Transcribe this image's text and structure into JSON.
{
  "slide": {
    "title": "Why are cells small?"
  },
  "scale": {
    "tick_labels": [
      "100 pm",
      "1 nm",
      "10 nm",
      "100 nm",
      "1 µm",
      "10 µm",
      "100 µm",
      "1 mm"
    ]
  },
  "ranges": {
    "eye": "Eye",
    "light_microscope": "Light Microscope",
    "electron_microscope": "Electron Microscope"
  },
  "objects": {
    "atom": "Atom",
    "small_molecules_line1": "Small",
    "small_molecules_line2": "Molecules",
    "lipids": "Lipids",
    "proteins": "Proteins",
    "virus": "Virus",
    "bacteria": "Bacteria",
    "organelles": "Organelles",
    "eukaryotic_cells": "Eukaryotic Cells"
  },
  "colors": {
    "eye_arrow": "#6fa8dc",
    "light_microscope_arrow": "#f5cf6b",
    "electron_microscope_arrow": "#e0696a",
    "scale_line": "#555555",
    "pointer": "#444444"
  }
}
==================================================
§ **What to produce**: Please write out all of the records above, character for character.

§ **Output below**:
Transcribe this image's text and structure into JSON.
{
  "slide": {
    "title": "Why are cells small?"
  },
  "scale": {
    "tick_labels": [
      "100 pm",
      "1 nm",
      "10 nm",
      "100 nm",
      "1 µm",
      "10 µm",
      "100 µm",
      "1 mm"
    ]
  },
  "ranges": {
    "eye": "Eye",
    "light_microscope": "Light Microscope",
    "electron_microscope": "Electron Microscope"
  },
  "objects": {
    "atom": "Atom",
    "small_molecules_line1": "Small",
    "small_molecules_line2": "Molecules",
    "lipids": "Lipids",
    "proteins": "Proteins",
    "virus": "Virus",
    "bacteria": "Bacteria",
    "organelles": "Organelles",
    "eukaryotic_cells": "Eukaryotic Cells"
  },
  "colors": {
    "eye_arrow": "#6fa8dc",
    "light_microscope_arrow": "#f5cf6b",
    "electron_microscope_arrow": "#e0696a",
    "scale_line": "#555555",
    "pointer": "#444444"
  }
}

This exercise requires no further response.